* TEXT SEGMENT *
━━━━━━━━━━━━━━━━━━━━
A Hoptown Chronicle advent story

The best Christmas gift that wasn’t

An evening was spent recalling Christmases past deep in Appalachia, and their mother received a cherished book of memories.

Were she still living, Mother would be 100 this month. Undeniably, her birthday always took a backseat to the hubbub of Christmas — until her 80th. 

Pleading holiday fatigue, I asked Mom if we could celebrate her birthday a few days late. When Sam and I picked her up the next week, she expected dinner for three at Bartholomew’s. But when we turned into Oakland Manor, she became a bit suspicious. 

Dennie Burke

Suddenly surrounding Mom were her three grown children, spouses and five grandchildren — all having flown or driven in from Houston, Atlanta, Knoxville. She was astounded and overjoyed.

Our party had been in the works for a while. In the preceding weeks, we had slipped old photos from Mom’s house and had them enlarged — poster-sized photos of her as a young bride, taken to mail overseas to Dad during WWII. Pictures of a vibrant, beautiful girl smiling seductively, her long hair tossed over bared shoulders. The features of that young bride could be seen in the faces around the table.

We spent the evening talking about Christmases past, especially when the immediate family lived deep in the mountains of Appalachia. There were no garden centers selling high-priced, perfectly shaped Christmas trees near our childhood home.
━━━━━━━━━━━━━━━━━━━━
* ENTRIES SHOWN *

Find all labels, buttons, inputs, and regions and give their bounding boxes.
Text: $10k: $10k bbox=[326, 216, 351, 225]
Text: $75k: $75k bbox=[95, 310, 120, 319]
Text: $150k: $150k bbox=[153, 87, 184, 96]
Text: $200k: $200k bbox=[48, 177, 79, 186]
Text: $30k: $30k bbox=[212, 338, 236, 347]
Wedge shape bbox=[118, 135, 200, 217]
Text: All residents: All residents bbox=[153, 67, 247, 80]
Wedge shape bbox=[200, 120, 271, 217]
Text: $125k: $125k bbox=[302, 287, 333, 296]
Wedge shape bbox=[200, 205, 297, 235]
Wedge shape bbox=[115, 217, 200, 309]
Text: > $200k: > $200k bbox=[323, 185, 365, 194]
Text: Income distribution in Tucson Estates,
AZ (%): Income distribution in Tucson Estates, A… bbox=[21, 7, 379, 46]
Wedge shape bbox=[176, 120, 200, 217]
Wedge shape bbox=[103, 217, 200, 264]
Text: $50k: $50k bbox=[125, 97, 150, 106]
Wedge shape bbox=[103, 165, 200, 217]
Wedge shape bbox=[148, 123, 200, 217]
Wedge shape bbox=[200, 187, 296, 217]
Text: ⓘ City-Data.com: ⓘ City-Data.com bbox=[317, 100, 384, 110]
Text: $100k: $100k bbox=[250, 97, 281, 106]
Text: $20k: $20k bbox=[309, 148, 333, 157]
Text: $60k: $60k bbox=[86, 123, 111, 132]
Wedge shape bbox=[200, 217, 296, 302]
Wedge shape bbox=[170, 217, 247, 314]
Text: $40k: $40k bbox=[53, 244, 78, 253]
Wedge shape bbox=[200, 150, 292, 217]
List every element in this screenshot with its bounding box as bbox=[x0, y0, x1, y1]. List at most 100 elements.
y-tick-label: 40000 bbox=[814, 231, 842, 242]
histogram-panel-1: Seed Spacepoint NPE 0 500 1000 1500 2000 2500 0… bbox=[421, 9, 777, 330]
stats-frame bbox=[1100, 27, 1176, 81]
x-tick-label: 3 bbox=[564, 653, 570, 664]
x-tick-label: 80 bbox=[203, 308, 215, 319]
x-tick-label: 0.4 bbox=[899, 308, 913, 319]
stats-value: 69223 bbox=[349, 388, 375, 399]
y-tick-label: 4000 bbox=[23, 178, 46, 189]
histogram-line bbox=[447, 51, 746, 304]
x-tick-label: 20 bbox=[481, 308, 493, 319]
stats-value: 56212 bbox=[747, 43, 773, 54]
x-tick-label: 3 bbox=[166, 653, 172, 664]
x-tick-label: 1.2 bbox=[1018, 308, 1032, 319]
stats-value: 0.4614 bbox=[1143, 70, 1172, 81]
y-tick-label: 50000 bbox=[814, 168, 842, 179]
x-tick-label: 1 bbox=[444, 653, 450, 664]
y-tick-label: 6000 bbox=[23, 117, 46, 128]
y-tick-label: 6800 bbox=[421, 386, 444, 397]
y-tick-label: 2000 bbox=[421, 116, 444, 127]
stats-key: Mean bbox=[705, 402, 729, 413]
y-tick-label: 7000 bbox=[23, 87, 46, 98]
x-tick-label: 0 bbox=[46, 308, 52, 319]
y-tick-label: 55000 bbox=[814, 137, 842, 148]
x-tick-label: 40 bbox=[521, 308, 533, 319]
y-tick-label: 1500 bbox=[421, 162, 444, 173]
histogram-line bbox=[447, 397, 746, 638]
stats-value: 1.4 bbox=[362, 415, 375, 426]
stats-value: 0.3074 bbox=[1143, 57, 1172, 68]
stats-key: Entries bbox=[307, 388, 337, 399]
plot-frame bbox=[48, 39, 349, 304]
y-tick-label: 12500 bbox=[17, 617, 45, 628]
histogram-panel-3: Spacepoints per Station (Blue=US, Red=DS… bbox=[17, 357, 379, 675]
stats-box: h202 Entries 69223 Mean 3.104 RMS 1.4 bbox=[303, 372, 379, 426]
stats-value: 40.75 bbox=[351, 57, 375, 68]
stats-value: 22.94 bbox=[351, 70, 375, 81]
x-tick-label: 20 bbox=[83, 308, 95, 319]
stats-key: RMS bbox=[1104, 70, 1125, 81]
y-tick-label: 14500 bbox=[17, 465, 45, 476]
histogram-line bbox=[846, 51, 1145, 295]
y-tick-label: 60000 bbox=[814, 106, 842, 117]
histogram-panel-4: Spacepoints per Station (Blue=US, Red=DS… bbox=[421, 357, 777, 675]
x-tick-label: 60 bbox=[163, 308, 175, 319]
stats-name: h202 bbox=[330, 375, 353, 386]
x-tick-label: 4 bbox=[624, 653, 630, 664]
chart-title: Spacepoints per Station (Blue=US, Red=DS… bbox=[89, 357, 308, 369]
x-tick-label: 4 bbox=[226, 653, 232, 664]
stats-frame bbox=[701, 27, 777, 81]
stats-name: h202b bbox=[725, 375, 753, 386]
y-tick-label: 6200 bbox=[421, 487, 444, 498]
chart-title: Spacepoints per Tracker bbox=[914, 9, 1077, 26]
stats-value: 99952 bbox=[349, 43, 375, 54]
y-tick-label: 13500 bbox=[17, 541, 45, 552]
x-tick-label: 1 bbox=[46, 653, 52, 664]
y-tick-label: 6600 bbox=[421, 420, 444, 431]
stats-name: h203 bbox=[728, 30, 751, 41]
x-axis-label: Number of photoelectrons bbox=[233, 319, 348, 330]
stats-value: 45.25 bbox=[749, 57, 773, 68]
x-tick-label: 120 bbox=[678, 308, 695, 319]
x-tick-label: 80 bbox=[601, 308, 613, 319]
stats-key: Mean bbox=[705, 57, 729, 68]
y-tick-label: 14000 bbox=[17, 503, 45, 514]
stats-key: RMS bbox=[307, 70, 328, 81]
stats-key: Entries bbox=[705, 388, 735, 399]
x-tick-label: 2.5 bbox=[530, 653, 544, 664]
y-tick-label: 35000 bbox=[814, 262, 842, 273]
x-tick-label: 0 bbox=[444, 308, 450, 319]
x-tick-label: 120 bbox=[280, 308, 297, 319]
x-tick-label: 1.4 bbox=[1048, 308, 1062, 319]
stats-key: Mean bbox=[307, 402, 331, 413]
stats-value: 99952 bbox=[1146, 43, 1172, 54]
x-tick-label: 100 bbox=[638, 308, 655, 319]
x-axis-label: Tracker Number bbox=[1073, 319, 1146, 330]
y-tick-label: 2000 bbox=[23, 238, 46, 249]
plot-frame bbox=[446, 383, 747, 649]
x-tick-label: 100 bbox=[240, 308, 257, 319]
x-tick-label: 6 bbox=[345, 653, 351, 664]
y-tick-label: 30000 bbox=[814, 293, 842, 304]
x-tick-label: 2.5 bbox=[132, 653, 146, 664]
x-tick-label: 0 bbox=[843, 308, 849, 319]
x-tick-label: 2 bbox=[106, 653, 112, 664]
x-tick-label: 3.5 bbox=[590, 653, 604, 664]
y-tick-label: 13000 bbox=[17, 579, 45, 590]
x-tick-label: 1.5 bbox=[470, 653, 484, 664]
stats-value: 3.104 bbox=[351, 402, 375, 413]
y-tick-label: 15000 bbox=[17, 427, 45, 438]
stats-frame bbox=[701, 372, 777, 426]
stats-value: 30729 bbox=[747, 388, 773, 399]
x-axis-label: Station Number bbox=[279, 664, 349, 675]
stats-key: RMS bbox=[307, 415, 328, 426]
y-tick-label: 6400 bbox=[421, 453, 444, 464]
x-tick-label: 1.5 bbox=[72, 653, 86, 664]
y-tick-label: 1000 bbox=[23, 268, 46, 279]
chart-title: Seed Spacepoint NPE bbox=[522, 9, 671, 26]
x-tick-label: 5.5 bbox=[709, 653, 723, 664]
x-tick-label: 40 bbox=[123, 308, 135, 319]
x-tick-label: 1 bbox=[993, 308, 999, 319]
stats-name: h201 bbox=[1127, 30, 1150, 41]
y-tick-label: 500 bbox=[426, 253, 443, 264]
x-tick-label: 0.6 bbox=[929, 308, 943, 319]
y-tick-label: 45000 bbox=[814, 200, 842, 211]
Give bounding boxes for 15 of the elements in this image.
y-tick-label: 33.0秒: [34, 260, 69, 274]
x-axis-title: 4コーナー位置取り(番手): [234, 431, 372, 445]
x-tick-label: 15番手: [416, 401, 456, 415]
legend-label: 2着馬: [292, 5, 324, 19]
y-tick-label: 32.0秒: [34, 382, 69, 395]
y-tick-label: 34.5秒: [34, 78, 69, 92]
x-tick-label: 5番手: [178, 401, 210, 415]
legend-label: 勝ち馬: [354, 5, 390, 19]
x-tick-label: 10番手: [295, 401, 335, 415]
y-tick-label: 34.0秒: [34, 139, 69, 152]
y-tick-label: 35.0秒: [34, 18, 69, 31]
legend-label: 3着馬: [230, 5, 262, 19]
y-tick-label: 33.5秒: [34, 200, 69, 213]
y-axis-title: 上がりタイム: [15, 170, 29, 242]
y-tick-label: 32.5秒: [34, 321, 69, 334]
━━━━━━━━━━━━━━━━━━━━
* TASK SET *
A) In the advent story, where did the mother expect to have dinner for three?
B) Please reproduce the part of the advent story starting at "Were she still" and ending at "a bit suspicious.".
C) For each statement, say whether the advent story agrees: (i) the birthday was celebrated on the mother's actual birth date; (ii) relatives came from Houston, Atlanta and Knoxville; (iii) there were garden centers selling Christmas trees near the childhood home.
Work only from the advent story, not from the data.

* COMPLETED EXERCISE *
A) At Bartholomew's.

B)
Were she still living, Mother would be 100 this month. Undeniably, her birthday always took a backseat to the hubbub of Christmas — until her 80th. 

Pleading holiday fatigue, I asked Mom if we could celebrate her birthday a few days late. When Sam and I picked her up the next week, she expected dinner for three at Bartholomew’s. But when we turned into Oakland Manor, she became a bit suspicious.

C)
(i) No: "I asked Mom if we could celebrate her birthday a few days late."
(ii) Yes: "all having flown or driven in from Houston, Atlanta, Knoxville."
(iii) No: "There were no garden centers selling high-priced, perfectly shaped Christmas trees near our childhood home."